Task goal: The records below must be duplicated exactly, character for character.

**** Raw records ****

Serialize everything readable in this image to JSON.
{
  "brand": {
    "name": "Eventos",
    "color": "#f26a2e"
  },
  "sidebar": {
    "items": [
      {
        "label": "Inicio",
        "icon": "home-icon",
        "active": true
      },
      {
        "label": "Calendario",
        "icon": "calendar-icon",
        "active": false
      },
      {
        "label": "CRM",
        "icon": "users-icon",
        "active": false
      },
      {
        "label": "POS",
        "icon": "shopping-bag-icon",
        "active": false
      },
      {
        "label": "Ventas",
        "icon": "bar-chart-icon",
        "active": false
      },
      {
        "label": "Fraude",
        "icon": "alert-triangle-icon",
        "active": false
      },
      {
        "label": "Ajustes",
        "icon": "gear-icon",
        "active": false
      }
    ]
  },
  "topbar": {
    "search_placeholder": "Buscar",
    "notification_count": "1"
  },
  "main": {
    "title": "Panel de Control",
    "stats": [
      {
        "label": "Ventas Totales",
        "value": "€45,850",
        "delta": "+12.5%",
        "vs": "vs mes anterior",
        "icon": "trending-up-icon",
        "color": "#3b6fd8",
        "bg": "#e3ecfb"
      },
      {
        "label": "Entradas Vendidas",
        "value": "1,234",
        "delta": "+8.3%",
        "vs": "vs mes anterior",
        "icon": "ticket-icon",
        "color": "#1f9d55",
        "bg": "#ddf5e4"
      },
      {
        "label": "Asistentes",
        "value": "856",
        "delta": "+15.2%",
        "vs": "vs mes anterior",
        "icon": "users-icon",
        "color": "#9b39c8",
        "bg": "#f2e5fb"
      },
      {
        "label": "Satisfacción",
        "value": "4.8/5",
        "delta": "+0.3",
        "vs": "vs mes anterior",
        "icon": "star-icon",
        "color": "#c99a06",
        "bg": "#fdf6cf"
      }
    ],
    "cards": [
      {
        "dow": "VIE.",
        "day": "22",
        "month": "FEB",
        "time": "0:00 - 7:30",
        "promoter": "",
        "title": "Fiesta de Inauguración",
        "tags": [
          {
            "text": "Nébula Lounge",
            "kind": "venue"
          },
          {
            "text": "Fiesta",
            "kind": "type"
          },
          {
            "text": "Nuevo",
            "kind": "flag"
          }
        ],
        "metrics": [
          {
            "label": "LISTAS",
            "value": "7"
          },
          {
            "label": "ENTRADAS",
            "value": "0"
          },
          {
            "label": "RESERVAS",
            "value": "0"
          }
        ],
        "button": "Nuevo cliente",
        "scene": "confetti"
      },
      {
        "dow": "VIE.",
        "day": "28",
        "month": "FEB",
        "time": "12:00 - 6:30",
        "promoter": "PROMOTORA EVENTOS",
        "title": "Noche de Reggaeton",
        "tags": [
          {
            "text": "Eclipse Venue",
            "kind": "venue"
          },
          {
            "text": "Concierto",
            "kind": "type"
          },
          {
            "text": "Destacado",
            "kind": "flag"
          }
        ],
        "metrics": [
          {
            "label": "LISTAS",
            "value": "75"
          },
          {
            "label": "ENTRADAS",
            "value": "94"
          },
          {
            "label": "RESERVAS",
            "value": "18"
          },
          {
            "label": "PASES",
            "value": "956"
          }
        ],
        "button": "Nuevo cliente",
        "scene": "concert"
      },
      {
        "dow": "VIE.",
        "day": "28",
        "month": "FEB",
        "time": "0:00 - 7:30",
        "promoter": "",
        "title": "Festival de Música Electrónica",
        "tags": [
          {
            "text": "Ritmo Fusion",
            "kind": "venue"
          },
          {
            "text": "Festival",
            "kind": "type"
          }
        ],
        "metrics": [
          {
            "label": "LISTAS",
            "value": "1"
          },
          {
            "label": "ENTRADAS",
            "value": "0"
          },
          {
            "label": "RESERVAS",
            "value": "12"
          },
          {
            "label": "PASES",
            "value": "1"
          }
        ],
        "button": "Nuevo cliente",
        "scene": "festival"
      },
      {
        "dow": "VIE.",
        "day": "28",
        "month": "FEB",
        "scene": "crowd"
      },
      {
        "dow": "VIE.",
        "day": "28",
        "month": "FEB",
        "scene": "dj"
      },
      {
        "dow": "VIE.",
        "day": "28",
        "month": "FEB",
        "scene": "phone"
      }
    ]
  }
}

****

Full output:
Serialize everything readable in this image to JSON.
{
  "brand": {
    "name": "Eventos",
    "color": "#f26a2e"
  },
  "sidebar": {
    "items": [
      {
        "label": "Inicio",
        "icon": "home-icon",
        "active": true
      },
      {
        "label": "Calendario",
        "icon": "calendar-icon",
        "active": false
      },
      {
        "label": "CRM",
        "icon": "users-icon",
        "active": false
      },
      {
        "label": "POS",
        "icon": "shopping-bag-icon",
        "active": false
      },
      {
        "label": "Ventas",
        "icon": "bar-chart-icon",
        "active": false
      },
      {
        "label": "Fraude",
        "icon": "alert-triangle-icon",
        "active": false
      },
      {
        "label": "Ajustes",
        "icon": "gear-icon",
        "active": false
      }
    ]
  },
  "topbar": {
    "search_placeholder": "Buscar",
    "notification_count": "1"
  },
  "main": {
    "title": "Panel de Control",
    "stats": [
      {
        "label": "Ventas Totales",
        "value": "€45,850",
        "delta": "+12.5%",
        "vs": "vs mes anterior",
        "icon": "trending-up-icon",
        "color": "#3b6fd8",
        "bg": "#e3ecfb"
      },
      {
        "label": "Entradas Vendidas",
        "value": "1,234",
        "delta": "+8.3%",
        "vs": "vs mes anterior",
        "icon": "ticket-icon",
        "color": "#1f9d55",
        "bg": "#ddf5e4"
      },
      {
        "label": "Asistentes",
        "value": "856",
        "delta": "+15.2%",
        "vs": "vs mes anterior",
        "icon": "users-icon",
        "color": "#9b39c8",
        "bg": "#f2e5fb"
      },
      {
        "label": "Satisfacción",
        "value": "4.8/5",
        "delta": "+0.3",
        "vs": "vs mes anterior",
        "icon": "star-icon",
        "color": "#c99a06",
        "bg": "#fdf6cf"
      }
    ],
    "cards": [
      {
        "dow": "VIE.",
        "day": "22",
        "month": "FEB",
        "time": "0:00 - 7:30",
        "promoter": "",
        "title": "Fiesta de Inauguración",
        "tags": [
          {
            "text": "Nébula Lounge",
            "kind": "venue"
          },
          {
            "text": "Fiesta",
            "kind": "type"
          },
          {
            "text": "Nuevo",
            "kind": "flag"
          }
        ],
        "metrics": [
          {
            "label": "LISTAS",
            "value": "7"
          },
          {
            "label": "ENTRADAS",
            "value": "0"
          },
          {
            "label": "RESERVAS",
            "value": "0"
          }
        ],
        "button": "Nuevo cliente",
        "scene": "confetti"
      },
      {
        "dow": "VIE.",
        "day": "28",
        "month": "FEB",
        "time": "12:00 - 6:30",
        "promoter": "PROMOTORA EVENTOS",
        "title": "Noche de Reggaeton",
        "tags": [
          {
            "text": "Eclipse Venue",
            "kind": "venue"
          },
          {
            "text": "Concierto",
            "kind": "type"
          },
          {
            "text": "Destacado",
            "kind": "flag"
          }
        ],
        "metrics": [
          {
            "label": "LISTAS",
            "value": "75"
          },
          {
            "label": "ENTRADAS",
            "value": "94"
          },
          {
            "label": "RESERVAS",
            "value": "18"
          },
          {
            "label": "PASES",
            "value": "956"
          }
        ],
        "button": "Nuevo cliente",
        "scene": "concert"
      },
      {
        "dow": "VIE.",
        "day": "28",
        "month": "FEB",
        "time": "0:00 - 7:30",
        "promoter": "",
        "title": "Festival de Música Electrónica",
        "tags": [
          {
            "text": "Ritmo Fusion",
            "kind": "venue"
          },
          {
            "text": "Festival",
            "kind": "type"
          }
        ],
        "metrics": [
          {
            "label": "LISTAS",
            "value": "1"
          },
          {
            "label": "ENTRADAS",
            "value": "0"
          },
          {
            "label": "RESERVAS",
            "value": "12"
          },
          {
            "label": "PASES",
            "value": "1"
          }
        ],
        "button": "Nuevo cliente",
        "scene": "festival"
      },
      {
        "dow": "VIE.",
        "day": "28",
        "month": "FEB",
        "scene": "crowd"
      },
      {
        "dow": "VIE.",
        "day": "28",
        "month": "FEB",
        "scene": "dj"
      },
      {
        "dow": "VIE.",
        "day": "28",
        "month": "FEB",
        "scene": "phone"
      }
    ]
  }
}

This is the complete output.